#### DIRECTIVE:
Collect every line of the records below that contains the word "icon".

Dataset entries:
################
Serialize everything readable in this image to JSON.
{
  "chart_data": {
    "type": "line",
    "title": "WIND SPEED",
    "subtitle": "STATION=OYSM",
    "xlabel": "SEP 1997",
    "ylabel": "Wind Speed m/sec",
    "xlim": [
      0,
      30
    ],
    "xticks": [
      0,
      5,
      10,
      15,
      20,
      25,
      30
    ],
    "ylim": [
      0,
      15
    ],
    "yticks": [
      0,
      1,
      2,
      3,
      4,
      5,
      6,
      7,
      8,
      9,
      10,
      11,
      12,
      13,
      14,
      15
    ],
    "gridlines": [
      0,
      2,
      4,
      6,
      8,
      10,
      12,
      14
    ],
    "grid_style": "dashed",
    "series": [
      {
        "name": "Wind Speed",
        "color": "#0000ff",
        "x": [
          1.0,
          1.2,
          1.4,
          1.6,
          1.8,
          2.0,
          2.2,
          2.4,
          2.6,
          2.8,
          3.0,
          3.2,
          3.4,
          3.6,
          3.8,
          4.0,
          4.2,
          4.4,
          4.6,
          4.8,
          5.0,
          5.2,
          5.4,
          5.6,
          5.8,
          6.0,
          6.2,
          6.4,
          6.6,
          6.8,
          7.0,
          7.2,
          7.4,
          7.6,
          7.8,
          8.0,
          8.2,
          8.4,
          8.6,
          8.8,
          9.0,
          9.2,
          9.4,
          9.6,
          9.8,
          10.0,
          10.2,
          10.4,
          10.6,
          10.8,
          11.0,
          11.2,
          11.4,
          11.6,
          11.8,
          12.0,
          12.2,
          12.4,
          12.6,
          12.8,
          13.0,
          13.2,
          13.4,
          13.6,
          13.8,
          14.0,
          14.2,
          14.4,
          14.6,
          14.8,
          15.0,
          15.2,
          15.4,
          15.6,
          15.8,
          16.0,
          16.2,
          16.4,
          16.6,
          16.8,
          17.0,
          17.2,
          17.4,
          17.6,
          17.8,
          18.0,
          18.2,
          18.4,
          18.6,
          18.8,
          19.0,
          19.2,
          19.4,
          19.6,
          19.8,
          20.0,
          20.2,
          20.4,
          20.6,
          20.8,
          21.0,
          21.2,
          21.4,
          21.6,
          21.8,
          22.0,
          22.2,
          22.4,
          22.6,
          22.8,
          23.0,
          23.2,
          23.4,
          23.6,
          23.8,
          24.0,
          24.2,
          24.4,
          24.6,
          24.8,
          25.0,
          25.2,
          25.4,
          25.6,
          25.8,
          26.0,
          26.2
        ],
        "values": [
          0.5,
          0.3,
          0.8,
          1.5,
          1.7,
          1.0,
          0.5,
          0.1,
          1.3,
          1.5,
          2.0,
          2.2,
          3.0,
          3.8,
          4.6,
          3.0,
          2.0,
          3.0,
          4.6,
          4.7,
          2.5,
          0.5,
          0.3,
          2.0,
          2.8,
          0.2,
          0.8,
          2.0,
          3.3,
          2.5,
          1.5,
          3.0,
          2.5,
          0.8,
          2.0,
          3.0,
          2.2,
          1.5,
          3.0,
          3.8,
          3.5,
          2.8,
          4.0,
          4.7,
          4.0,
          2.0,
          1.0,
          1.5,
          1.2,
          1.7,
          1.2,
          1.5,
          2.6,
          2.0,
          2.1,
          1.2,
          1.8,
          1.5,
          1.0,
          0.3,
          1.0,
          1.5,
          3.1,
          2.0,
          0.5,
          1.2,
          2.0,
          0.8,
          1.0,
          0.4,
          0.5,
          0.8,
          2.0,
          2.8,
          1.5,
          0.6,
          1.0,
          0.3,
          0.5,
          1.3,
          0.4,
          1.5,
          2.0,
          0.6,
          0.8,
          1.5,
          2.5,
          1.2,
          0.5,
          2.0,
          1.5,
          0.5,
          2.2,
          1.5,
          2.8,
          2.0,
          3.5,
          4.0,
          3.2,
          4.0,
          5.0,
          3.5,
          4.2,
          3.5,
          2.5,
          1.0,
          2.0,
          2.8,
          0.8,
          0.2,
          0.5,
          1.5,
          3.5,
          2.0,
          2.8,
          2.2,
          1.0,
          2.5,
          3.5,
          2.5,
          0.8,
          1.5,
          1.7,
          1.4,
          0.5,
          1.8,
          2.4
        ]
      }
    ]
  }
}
################
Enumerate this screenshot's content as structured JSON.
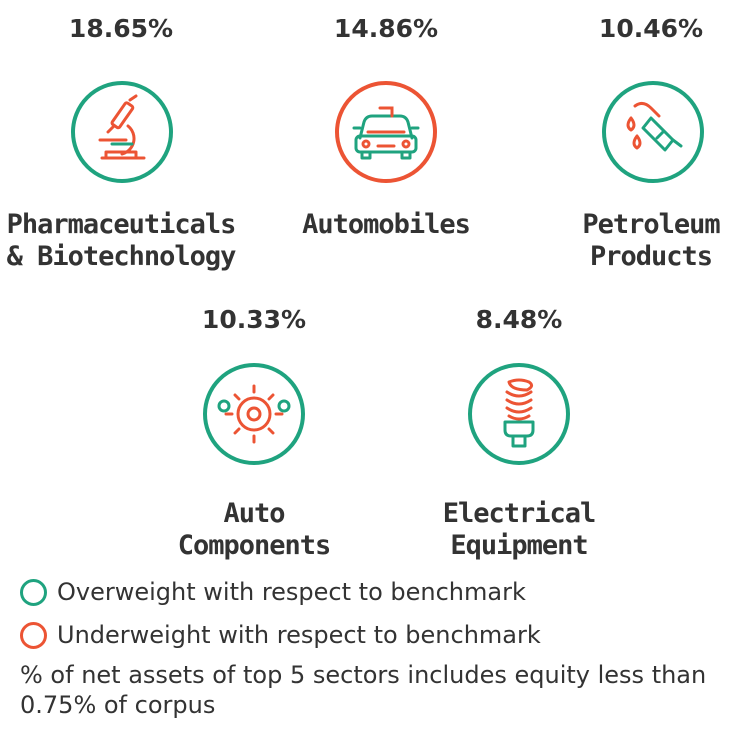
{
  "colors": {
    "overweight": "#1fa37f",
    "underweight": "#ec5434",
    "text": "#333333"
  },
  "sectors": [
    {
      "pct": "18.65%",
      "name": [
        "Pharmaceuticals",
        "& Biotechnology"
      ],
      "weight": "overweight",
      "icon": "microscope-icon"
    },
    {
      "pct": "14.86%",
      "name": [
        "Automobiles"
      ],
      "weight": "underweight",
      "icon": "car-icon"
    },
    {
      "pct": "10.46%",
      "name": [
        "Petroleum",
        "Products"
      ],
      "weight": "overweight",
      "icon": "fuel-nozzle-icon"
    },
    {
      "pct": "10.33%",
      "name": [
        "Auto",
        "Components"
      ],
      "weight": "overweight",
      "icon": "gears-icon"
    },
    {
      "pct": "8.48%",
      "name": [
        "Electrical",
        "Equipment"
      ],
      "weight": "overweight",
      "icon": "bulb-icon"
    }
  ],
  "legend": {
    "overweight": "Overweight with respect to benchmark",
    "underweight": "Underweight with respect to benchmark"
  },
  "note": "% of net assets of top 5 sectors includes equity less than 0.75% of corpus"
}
################
#### SOLUTION FOR THIS TASK:
      "icon": "microscope-icon"
      "icon": "car-icon"
      "icon": "fuel-nozzle-icon"
      "icon": "gears-icon"
      "icon": "bulb-icon"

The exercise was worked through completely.